Your job is to retype all of the data word for word, leaving every image out.

Records excerpted from a collection ▸

--- Start ---

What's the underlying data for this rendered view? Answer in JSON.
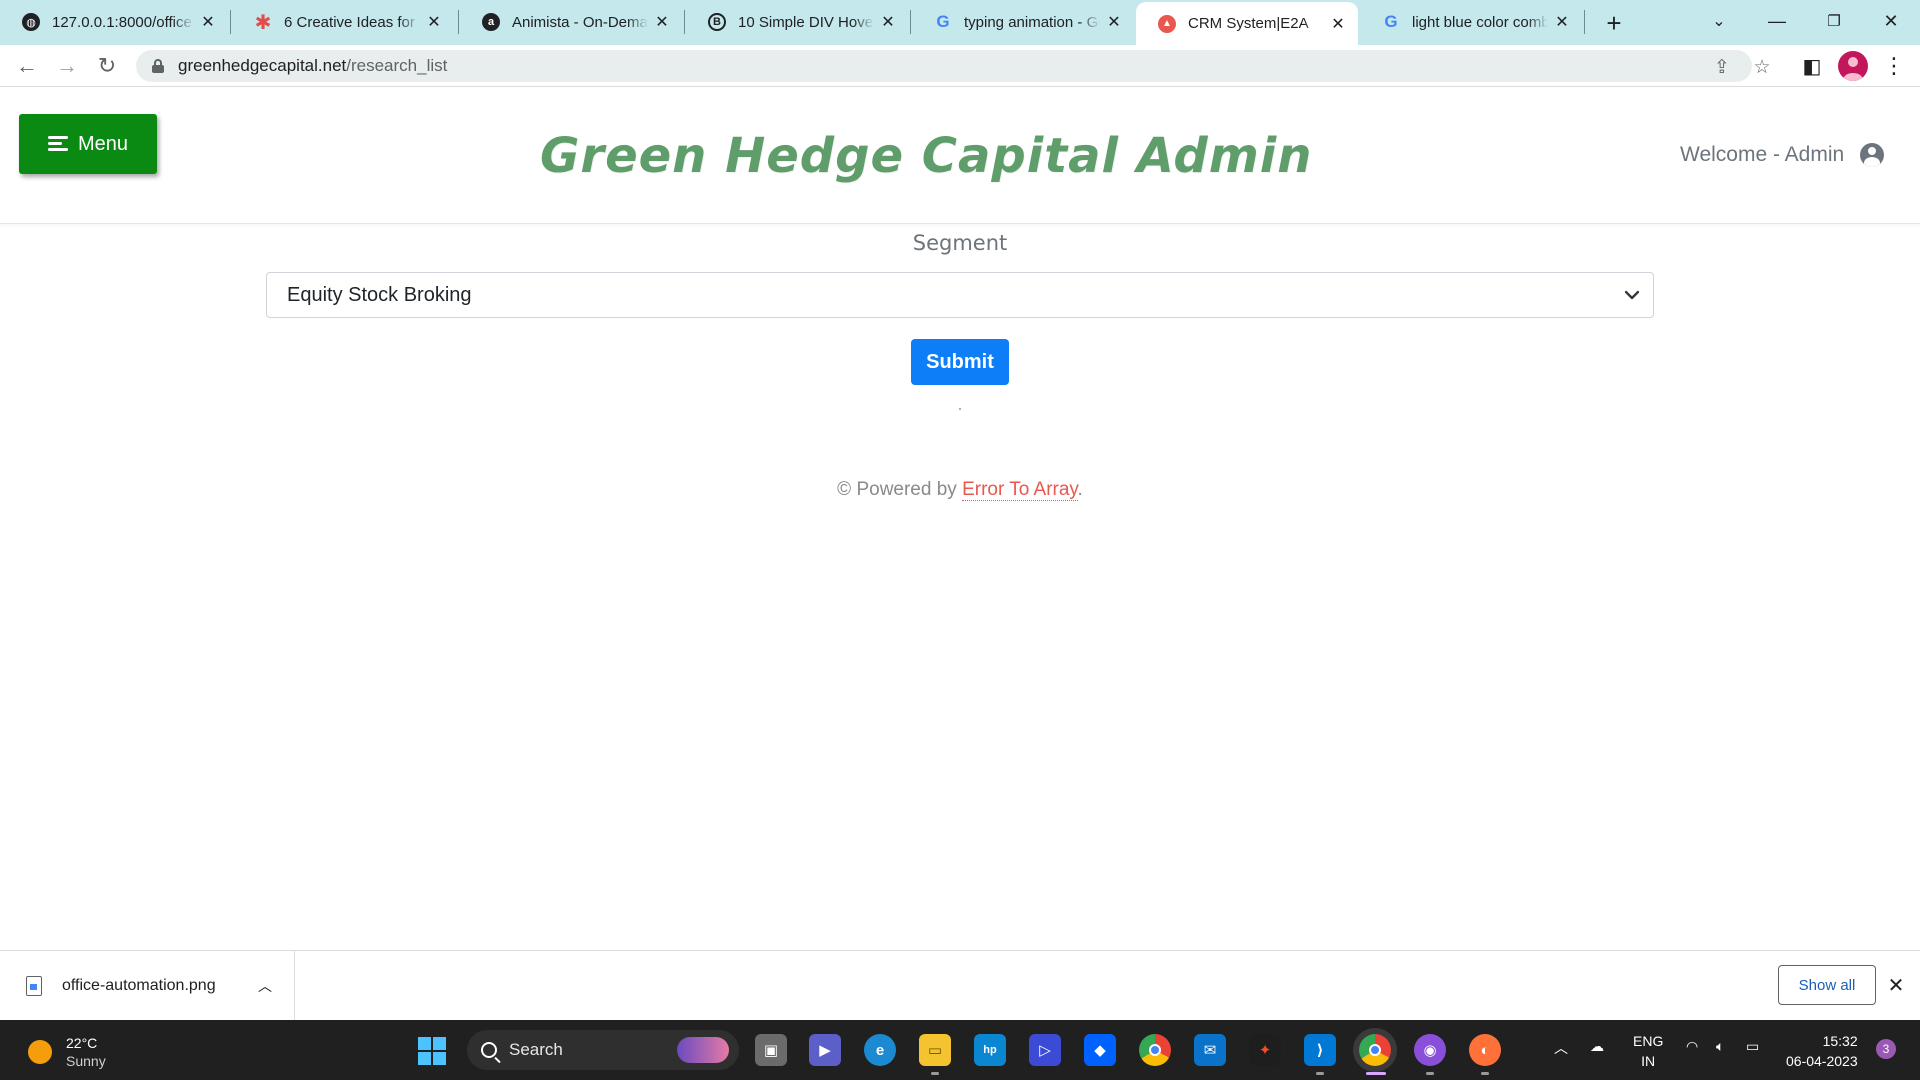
{
  "browser": {
    "tabs": [
      {
        "title": "127.0.0.1:8000/office-",
        "icon": "globe-icon",
        "color": "#202124"
      },
      {
        "title": "6 Creative Ideas for C",
        "icon": "asterisk-icon",
        "color": "#e24c4b"
      },
      {
        "title": "Animista - On-Deman",
        "icon": "animista-icon",
        "color": "#202124"
      },
      {
        "title": "10 Simple DIV Hover E",
        "icon": "bootstrap-icon",
        "color": "#202124"
      },
      {
        "title": "typing animation - Go",
        "icon": "google-icon",
        "color": "#4285f4"
      },
      {
        "title": "CRM System|E2A",
        "icon": "e2a-icon",
        "color": "#e8584f"
      },
      {
        "title": "light blue color comb",
        "icon": "google-icon",
        "color": "#4285f4"
      }
    ],
    "active_tab": 5,
    "url_host": "greenhedgecapital.net",
    "url_path": "/research_list"
  },
  "page": {
    "menu_label": "Menu",
    "brand_title": "Green Hedge Capital Admin",
    "welcome_text": "Welcome - Admin",
    "segment_label": "Segment",
    "segment_selected": "Equity Stock Broking",
    "submit_label": "Submit",
    "footer_prefix": "© Powered by ",
    "footer_link": "Error To Array",
    "footer_suffix": "."
  },
  "downloads": {
    "file_name": "office-automation.png",
    "show_all_label": "Show all"
  },
  "taskbar": {
    "temperature": "22°C",
    "weather": "Sunny",
    "search_label": "Search",
    "lang_primary": "ENG",
    "lang_secondary": "IN",
    "time": "15:32",
    "date": "06-04-2023",
    "notification_count": "3"
  },
  "colors": {
    "tabstrip": "#c4e8ec",
    "menu_button": "#0a8a12",
    "brand": "#5f9e6a",
    "submit_button": "#0d7ef8",
    "footer_link": "#e8584f"
  }
}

--- End ---

IN RESPONSE ▸
What's the underlying data for this rendered view? Answer in JSON.
{
  "browser": {
    "tabs": [
      {
        "title": "127.0.0.1:8000/office-",
        "icon": "globe-icon",
        "color": "#202124"
      },
      {
        "title": "6 Creative Ideas for C",
        "icon": "asterisk-icon",
        "color": "#e24c4b"
      },
      {
        "title": "Animista - On-Deman",
        "icon": "animista-icon",
        "color": "#202124"
      },
      {
        "title": "10 Simple DIV Hover E",
        "icon": "bootstrap-icon",
        "color": "#202124"
      },
      {
        "title": "typing animation - Go",
        "icon": "google-icon",
        "color": "#4285f4"
      },
      {
        "title": "CRM System|E2A",
        "icon": "e2a-icon",
        "color": "#e8584f"
      },
      {
        "title": "light blue color comb",
        "icon": "google-icon",
        "color": "#4285f4"
      }
    ],
    "active_tab": 5,
    "url_host": "greenhedgecapital.net",
    "url_path": "/research_list"
  },
  "page": {
    "menu_label": "Menu",
    "brand_title": "Green Hedge Capital Admin",
    "welcome_text": "Welcome - Admin",
    "segment_label": "Segment",
    "segment_selected": "Equity Stock Broking",
    "submit_label": "Submit",
    "footer_prefix": "© Powered by ",
    "footer_link": "Error To Array",
    "footer_suffix": "."
  },
  "downloads": {
    "file_name": "office-automation.png",
    "show_all_label": "Show all"
  },
  "taskbar": {
    "temperature": "22°C",
    "weather": "Sunny",
    "search_label": "Search",
    "lang_primary": "ENG",
    "lang_secondary": "IN",
    "time": "15:32",
    "date": "06-04-2023",
    "notification_count": "3"
  },
  "colors": {
    "tabstrip": "#c4e8ec",
    "menu_button": "#0a8a12",
    "brand": "#5f9e6a",
    "submit_button": "#0d7ef8",
    "footer_link": "#e8584f"
  }
}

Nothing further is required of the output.